Directions. Print the listing below in its entirety, character for character.

Saved data entries.
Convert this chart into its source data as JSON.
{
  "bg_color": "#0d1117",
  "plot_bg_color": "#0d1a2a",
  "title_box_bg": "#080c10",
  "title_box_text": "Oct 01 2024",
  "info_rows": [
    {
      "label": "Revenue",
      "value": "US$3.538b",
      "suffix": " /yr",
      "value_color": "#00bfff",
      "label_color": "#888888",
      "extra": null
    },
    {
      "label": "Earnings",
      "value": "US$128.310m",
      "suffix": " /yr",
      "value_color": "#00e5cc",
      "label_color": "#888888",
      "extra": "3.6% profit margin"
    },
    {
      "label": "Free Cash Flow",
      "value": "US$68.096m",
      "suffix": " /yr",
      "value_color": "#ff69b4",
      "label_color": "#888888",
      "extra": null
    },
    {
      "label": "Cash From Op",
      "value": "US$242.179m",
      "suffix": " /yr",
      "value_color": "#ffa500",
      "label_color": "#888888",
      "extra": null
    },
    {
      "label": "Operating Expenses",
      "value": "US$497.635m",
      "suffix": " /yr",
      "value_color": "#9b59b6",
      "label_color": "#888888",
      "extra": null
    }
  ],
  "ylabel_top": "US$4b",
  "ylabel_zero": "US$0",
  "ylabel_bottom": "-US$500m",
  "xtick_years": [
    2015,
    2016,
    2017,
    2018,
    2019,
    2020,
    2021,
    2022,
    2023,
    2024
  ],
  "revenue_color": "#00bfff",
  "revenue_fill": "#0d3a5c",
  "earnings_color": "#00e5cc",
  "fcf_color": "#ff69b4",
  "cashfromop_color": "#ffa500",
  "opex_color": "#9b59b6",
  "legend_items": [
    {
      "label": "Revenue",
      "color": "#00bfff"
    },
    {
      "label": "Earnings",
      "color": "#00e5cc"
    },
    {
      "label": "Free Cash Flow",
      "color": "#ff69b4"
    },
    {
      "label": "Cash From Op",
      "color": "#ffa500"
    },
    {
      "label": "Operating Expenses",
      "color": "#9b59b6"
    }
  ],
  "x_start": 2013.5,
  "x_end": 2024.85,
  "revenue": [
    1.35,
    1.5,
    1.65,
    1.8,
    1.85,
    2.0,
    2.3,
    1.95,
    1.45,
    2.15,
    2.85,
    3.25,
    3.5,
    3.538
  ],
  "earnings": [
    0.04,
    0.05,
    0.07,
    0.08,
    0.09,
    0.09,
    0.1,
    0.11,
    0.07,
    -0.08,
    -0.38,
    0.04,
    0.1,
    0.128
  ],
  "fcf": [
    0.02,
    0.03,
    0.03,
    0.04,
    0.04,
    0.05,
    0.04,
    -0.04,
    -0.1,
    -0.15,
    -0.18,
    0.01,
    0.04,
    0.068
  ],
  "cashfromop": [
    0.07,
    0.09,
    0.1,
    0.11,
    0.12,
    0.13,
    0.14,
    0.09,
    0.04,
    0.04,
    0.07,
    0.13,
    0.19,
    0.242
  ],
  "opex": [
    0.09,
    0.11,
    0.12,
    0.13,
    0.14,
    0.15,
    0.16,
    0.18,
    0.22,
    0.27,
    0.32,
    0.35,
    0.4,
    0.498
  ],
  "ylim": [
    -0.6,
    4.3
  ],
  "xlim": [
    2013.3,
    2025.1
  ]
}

Correct result.
Convert this chart into its source data as JSON.
{
  "bg_color": "#0d1117",
  "plot_bg_color": "#0d1a2a",
  "title_box_bg": "#080c10",
  "title_box_text": "Oct 01 2024",
  "info_rows": [
    {
      "label": "Revenue",
      "value": "US$3.538b",
      "suffix": " /yr",
      "value_color": "#00bfff",
      "label_color": "#888888",
      "extra": null
    },
    {
      "label": "Earnings",
      "value": "US$128.310m",
      "suffix": " /yr",
      "value_color": "#00e5cc",
      "label_color": "#888888",
      "extra": "3.6% profit margin"
    },
    {
      "label": "Free Cash Flow",
      "value": "US$68.096m",
      "suffix": " /yr",
      "value_color": "#ff69b4",
      "label_color": "#888888",
      "extra": null
    },
    {
      "label": "Cash From Op",
      "value": "US$242.179m",
      "suffix": " /yr",
      "value_color": "#ffa500",
      "label_color": "#888888",
      "extra": null
    },
    {
      "label": "Operating Expenses",
      "value": "US$497.635m",
      "suffix": " /yr",
      "value_color": "#9b59b6",
      "label_color": "#888888",
      "extra": null
    }
  ],
  "ylabel_top": "US$4b",
  "ylabel_zero": "US$0",
  "ylabel_bottom": "-US$500m",
  "xtick_years": [
    2015,
    2016,
    2017,
    2018,
    2019,
    2020,
    2021,
    2022,
    2023,
    2024
  ],
  "revenue_color": "#00bfff",
  "revenue_fill": "#0d3a5c",
  "earnings_color": "#00e5cc",
  "fcf_color": "#ff69b4",
  "cashfromop_color": "#ffa500",
  "opex_color": "#9b59b6",
  "legend_items": [
    {
      "label": "Revenue",
      "color": "#00bfff"
    },
    {
      "label": "Earnings",
      "color": "#00e5cc"
    },
    {
      "label": "Free Cash Flow",
      "color": "#ff69b4"
    },
    {
      "label": "Cash From Op",
      "color": "#ffa500"
    },
    {
      "label": "Operating Expenses",
      "color": "#9b59b6"
    }
  ],
  "x_start": 2013.5,
  "x_end": 2024.85,
  "revenue": [
    1.35,
    1.5,
    1.65,
    1.8,
    1.85,
    2.0,
    2.3,
    1.95,
    1.45,
    2.15,
    2.85,
    3.25,
    3.5,
    3.538
  ],
  "earnings": [
    0.04,
    0.05,
    0.07,
    0.08,
    0.09,
    0.09,
    0.1,
    0.11,
    0.07,
    -0.08,
    -0.38,
    0.04,
    0.1,
    0.128
  ],
  "fcf": [
    0.02,
    0.03,
    0.03,
    0.04,
    0.04,
    0.05,
    0.04,
    -0.04,
    -0.1,
    -0.15,
    -0.18,
    0.01,
    0.04,
    0.068
  ],
  "cashfromop": [
    0.07,
    0.09,
    0.1,
    0.11,
    0.12,
    0.13,
    0.14,
    0.09,
    0.04,
    0.04,
    0.07,
    0.13,
    0.19,
    0.242
  ],
  "opex": [
    0.09,
    0.11,
    0.12,
    0.13,
    0.14,
    0.15,
    0.16,
    0.18,
    0.22,
    0.27,
    0.32,
    0.35,
    0.4,
    0.498
  ],
  "ylim": [
    -0.6,
    4.3
  ],
  "xlim": [
    2013.3,
    2025.1
  ]
}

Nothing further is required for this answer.